Transcreva do excerto fornecido o trecho que vai de "O teatro, que" até "o seu sucesso.", substituindo "psicólogos" por "psicanalistas".

(EXCERTO FORNECIDO)
········

A música dita clássica ou a ópera também alargaram as fronteiras dos seus públicos (eruditos ou elitistas), mas sempre em clara perda relativamente à supracitada música popular urbana, e ainda que o tivessem feito com recurso a formas musicais híbridas e de transição como a opereta, o “musical” ou a ópera-rock e embrenhando-se na transgressão cénica das convenções tradicionais (transfigurando os cenários e o guarda-roupa, banalizando a indumentária dos músicos, transportando-se para novos espaços, permitindo as transmissões televisíveis, etc.).
O teatro, que teve épocas de glória entre meados do século XIX e meados do século XX, estagnou depois e entrou em declínio perante as novas formas de arte de massas, refugiando-se no intimismo e no experimentalismo das interacções humanas, tão do agrado de certas minorias vanguardistas e de psicólogos (que, como os padres-confessores, gostam de nos espreitar a alma), mas alienando os grandes públicos urbanos (de classe média e populares) que haviam feito o seu sucesso.
Há raríssimas excepções, mas os artistas sofrem em geral do mal de um ego incontrolado. Entre os escritores, ainda podemos encontrar gente como os poetas António Ramos Rosa ou Herberto Helder, completamente avessos à publicidade pessoal. E há decerto bons criadores cujos textos nunca saíram da sua gaveta e por isso nunca chegaram a ser obras – para já não lembrar o inacreditável caso de Fernando Pessoa, que escreveu o que escreveu… “para o baú”. Este será talvez o mais extraordinário exemplo do anti-artista.  
Mas nunca como no nosso tempo estes criadores foram tão explorados publicitária e mediaticamente, através da idealização da sua “imagem”. O star system, que se iniciou na América do cinema, estendeu-se rapidamente à canção, ao espectáculo desportivo, aos “modelos” (vestimentários), aos artistas plásticos, aos entertainers, mesmo aos escritores, etc., e nele ocupam os políticos também um lugar indispensável. Todos devem hoje ser considerados como integrando, em alguma medida, o chamado show buzz.

········

(LINHAS DE DADOS)

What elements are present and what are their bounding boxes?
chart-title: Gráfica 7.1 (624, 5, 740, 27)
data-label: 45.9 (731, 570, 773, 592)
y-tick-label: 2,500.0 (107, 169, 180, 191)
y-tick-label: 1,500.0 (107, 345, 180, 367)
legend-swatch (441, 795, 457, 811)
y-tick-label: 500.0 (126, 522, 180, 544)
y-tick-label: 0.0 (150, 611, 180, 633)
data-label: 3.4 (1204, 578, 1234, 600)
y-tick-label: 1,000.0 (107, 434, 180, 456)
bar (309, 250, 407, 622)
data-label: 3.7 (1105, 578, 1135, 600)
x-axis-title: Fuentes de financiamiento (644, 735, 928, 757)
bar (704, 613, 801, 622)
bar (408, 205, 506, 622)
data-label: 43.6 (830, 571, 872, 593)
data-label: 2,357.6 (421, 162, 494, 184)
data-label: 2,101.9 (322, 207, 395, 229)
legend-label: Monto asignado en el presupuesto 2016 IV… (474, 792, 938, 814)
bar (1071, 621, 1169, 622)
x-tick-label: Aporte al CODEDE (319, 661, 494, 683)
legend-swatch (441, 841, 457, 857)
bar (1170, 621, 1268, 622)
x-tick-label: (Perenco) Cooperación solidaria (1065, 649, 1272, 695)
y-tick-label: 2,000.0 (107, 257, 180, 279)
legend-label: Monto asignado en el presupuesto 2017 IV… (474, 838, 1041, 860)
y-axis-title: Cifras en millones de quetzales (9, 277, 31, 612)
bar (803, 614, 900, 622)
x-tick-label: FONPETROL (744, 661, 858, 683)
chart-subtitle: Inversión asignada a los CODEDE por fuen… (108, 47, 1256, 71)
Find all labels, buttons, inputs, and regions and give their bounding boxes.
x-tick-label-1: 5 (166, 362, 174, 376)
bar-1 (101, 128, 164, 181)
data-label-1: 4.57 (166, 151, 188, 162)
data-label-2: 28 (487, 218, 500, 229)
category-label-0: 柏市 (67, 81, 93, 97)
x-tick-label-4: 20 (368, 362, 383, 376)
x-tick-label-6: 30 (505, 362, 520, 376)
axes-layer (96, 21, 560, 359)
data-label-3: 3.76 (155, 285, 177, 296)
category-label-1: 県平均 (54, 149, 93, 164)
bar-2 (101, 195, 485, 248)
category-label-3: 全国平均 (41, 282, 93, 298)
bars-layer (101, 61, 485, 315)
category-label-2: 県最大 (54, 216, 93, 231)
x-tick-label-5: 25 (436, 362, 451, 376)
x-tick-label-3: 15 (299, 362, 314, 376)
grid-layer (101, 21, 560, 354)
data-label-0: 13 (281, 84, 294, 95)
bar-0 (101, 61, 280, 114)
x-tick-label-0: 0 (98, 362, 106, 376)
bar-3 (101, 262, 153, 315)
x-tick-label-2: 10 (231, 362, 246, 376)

········

(RESPOSTA)
O teatro, que teve épocas de glória entre meados do século XIX e meados do século XX, estagnou depois e entrou em declínio perante as novas formas de arte de massas, refugiando-se no intimismo e no experimentalismo das interacções humanas, tão do agrado de certas minorias vanguardistas e de psicanalistas (que, como os padres-confessores, gostam de nos espreitar a alma), mas alienando os grandes públicos urbanos (de classe média e populares) que haviam feito o seu sucesso.